• WHAT IS NEEDED:
What follows is a listing; give it again exactly, in its entirety.

• EXTRACTED MATERIAL:
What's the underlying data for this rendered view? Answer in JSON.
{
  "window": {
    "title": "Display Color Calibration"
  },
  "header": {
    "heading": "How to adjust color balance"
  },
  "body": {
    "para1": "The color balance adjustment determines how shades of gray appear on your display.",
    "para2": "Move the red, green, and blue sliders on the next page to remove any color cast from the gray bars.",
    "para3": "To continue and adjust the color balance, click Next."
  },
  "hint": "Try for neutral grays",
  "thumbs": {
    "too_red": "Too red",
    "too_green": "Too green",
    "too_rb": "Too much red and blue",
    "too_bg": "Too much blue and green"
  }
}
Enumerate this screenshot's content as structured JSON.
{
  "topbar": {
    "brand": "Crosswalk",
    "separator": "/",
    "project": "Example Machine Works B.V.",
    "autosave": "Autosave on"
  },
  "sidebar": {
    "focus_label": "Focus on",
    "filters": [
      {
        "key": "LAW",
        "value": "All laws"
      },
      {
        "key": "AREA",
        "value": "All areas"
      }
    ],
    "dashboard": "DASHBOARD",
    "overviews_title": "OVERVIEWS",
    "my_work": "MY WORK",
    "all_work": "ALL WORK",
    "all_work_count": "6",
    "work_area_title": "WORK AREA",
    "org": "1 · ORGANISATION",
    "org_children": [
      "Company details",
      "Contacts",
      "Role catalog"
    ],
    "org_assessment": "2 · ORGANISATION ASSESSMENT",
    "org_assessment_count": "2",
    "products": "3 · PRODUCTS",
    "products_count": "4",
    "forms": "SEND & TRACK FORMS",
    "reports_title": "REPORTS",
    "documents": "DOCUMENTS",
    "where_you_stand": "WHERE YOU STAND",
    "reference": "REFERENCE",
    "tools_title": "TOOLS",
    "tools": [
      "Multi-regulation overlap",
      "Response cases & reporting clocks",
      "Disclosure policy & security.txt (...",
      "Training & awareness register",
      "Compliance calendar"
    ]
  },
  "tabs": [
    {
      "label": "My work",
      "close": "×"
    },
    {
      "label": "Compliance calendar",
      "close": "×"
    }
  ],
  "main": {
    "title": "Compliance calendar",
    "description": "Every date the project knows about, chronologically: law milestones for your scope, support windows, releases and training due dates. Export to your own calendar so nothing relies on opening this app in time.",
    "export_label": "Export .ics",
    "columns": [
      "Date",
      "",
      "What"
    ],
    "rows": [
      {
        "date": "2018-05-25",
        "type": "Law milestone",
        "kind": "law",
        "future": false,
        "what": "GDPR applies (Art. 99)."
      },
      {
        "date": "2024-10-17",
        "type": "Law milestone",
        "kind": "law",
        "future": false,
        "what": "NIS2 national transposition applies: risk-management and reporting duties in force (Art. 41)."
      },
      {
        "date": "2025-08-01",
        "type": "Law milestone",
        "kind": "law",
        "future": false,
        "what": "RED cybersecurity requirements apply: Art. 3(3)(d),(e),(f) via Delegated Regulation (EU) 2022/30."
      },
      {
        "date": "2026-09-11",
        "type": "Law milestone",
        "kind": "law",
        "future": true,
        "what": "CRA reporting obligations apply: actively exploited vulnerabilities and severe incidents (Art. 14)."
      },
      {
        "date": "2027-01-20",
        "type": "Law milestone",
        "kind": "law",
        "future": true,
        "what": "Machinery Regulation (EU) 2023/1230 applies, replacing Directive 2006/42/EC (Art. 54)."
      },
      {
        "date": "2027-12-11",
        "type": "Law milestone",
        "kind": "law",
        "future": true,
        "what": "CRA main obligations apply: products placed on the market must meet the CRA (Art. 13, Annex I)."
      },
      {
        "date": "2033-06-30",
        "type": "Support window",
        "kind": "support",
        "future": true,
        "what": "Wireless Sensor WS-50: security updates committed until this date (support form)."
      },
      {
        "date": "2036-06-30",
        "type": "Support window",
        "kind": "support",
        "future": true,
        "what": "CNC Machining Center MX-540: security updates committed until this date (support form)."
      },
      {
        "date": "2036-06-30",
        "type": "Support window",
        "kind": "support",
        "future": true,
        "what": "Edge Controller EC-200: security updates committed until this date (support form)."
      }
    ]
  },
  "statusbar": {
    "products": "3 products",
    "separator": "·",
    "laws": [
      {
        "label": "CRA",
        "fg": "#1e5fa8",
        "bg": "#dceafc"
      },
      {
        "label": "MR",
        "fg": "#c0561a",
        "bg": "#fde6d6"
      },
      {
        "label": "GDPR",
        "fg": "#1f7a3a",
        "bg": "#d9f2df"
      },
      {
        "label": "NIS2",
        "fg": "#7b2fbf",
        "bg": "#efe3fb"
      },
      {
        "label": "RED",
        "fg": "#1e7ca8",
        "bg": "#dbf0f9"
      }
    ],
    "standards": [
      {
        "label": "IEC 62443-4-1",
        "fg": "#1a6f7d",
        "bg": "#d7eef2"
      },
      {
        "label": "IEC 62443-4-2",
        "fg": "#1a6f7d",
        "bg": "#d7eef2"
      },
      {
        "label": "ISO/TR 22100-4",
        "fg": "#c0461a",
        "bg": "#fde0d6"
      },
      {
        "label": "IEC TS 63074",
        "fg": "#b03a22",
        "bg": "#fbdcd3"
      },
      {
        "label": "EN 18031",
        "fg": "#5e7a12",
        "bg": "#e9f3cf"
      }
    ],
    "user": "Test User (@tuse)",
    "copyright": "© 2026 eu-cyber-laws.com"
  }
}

• TASK RESULT:
What's the underlying data for this rendered view? Answer in JSON.
{
  "window": {
    "title": "Display Color Calibration"
  },
  "header": {
    "heading": "How to adjust color balance"
  },
  "body": {
    "para1": "The color balance adjustment determines how shades of gray appear on your display.",
    "para2": "Move the red, green, and blue sliders on the next page to remove any color cast from the gray bars.",
    "para3": "To continue and adjust the color balance, click Next."
  },
  "hint": "Try for neutral grays",
  "thumbs": {
    "too_red": "Too red",
    "too_green": "Too green",
    "too_rb": "Too much red and blue",
    "too_bg": "Too much blue and green"
  }
}
Enumerate this screenshot's content as structured JSON.
{
  "topbar": {
    "brand": "Crosswalk",
    "separator": "/",
    "project": "Example Machine Works B.V.",
    "autosave": "Autosave on"
  },
  "sidebar": {
    "focus_label": "Focus on",
    "filters": [
      {
        "key": "LAW",
        "value": "All laws"
      },
      {
        "key": "AREA",
        "value": "All areas"
      }
    ],
    "dashboard": "DASHBOARD",
    "overviews_title": "OVERVIEWS",
    "my_work": "MY WORK",
    "all_work": "ALL WORK",
    "all_work_count": "6",
    "work_area_title": "WORK AREA",
    "org": "1 · ORGANISATION",
    "org_children": [
      "Company details",
      "Contacts",
      "Role catalog"
    ],
    "org_assessment": "2 · ORGANISATION ASSESSMENT",
    "org_assessment_count": "2",
    "products": "3 · PRODUCTS",
    "products_count": "4",
    "forms": "SEND & TRACK FORMS",
    "reports_title": "REPORTS",
    "documents": "DOCUMENTS",
    "where_you_stand": "WHERE YOU STAND",
    "reference": "REFERENCE",
    "tools_title": "TOOLS",
    "tools": [
      "Multi-regulation overlap",
      "Response cases & reporting clocks",
      "Disclosure policy & security.txt (...",
      "Training & awareness register",
      "Compliance calendar"
    ]
  },
  "tabs": [
    {
      "label": "My work",
      "close": "×"
    },
    {
      "label": "Compliance calendar",
      "close": "×"
    }
  ],
  "main": {
    "title": "Compliance calendar",
    "description": "Every date the project knows about, chronologically: law milestones for your scope, support windows, releases and training due dates. Export to your own calendar so nothing relies on opening this app in time.",
    "export_label": "Export .ics",
    "columns": [
      "Date",
      "",
      "What"
    ],
    "rows": [
      {
        "date": "2018-05-25",
        "type": "Law milestone",
        "kind": "law",
        "future": false,
        "what": "GDPR applies (Art. 99)."
      },
      {
        "date": "2024-10-17",
        "type": "Law milestone",
        "kind": "law",
        "future": false,
        "what": "NIS2 national transposition applies: risk-management and reporting duties in force (Art. 41)."
      },
      {
        "date": "2025-08-01",
        "type": "Law milestone",
        "kind": "law",
        "future": false,
        "what": "RED cybersecurity requirements apply: Art. 3(3)(d),(e),(f) via Delegated Regulation (EU) 2022/30."
      },
      {
        "date": "2026-09-11",
        "type": "Law milestone",
        "kind": "law",
        "future": true,
        "what": "CRA reporting obligations apply: actively exploited vulnerabilities and severe incidents (Art. 14)."
      },
      {
        "date": "2027-01-20",
        "type": "Law milestone",
        "kind": "law",
        "future": true,
        "what": "Machinery Regulation (EU) 2023/1230 applies, replacing Directive 2006/42/EC (Art. 54)."
      },
      {
        "date": "2027-12-11",
        "type": "Law milestone",
        "kind": "law",
        "future": true,
        "what": "CRA main obligations apply: products placed on the market must meet the CRA (Art. 13, Annex I)."
      },
      {
        "date": "2033-06-30",
        "type": "Support window",
        "kind": "support",
        "future": true,
        "what": "Wireless Sensor WS-50: security updates committed until this date (support form)."
      },
      {
        "date": "2036-06-30",
        "type": "Support window",
        "kind": "support",
        "future": true,
        "what": "CNC Machining Center MX-540: security updates committed until this date (support form)."
      },
      {
        "date": "2036-06-30",
        "type": "Support window",
        "kind": "support",
        "future": true,
        "what": "Edge Controller EC-200: security updates committed until this date (support form)."
      }
    ]
  },
  "statusbar": {
    "products": "3 products",
    "separator": "·",
    "laws": [
      {
        "label": "CRA",
        "fg": "#1e5fa8",
        "bg": "#dceafc"
      },
      {
        "label": "MR",
        "fg": "#c0561a",
        "bg": "#fde6d6"
      },
      {
        "label": "GDPR",
        "fg": "#1f7a3a",
        "bg": "#d9f2df"
      },
      {
        "label": "NIS2",
        "fg": "#7b2fbf",
        "bg": "#efe3fb"
      },
      {
        "label": "RED",
        "fg": "#1e7ca8",
        "bg": "#dbf0f9"
      }
    ],
    "standards": [
      {
        "label": "IEC 62443-4-1",
        "fg": "#1a6f7d",
        "bg": "#d7eef2"
      },
      {
        "label": "IEC 62443-4-2",
        "fg": "#1a6f7d",
        "bg": "#d7eef2"
      },
      {
        "label": "ISO/TR 22100-4",
        "fg": "#c0461a",
        "bg": "#fde0d6"
      },
      {
        "label": "IEC TS 63074",
        "fg": "#b03a22",
        "bg": "#fbdcd3"
      },
      {
        "label": "EN 18031",
        "fg": "#5e7a12",
        "bg": "#e9f3cf"
      }
    ],
    "user": "Test User (@tuse)",
    "copyright": "© 2026 eu-cyber-laws.com"
  }
}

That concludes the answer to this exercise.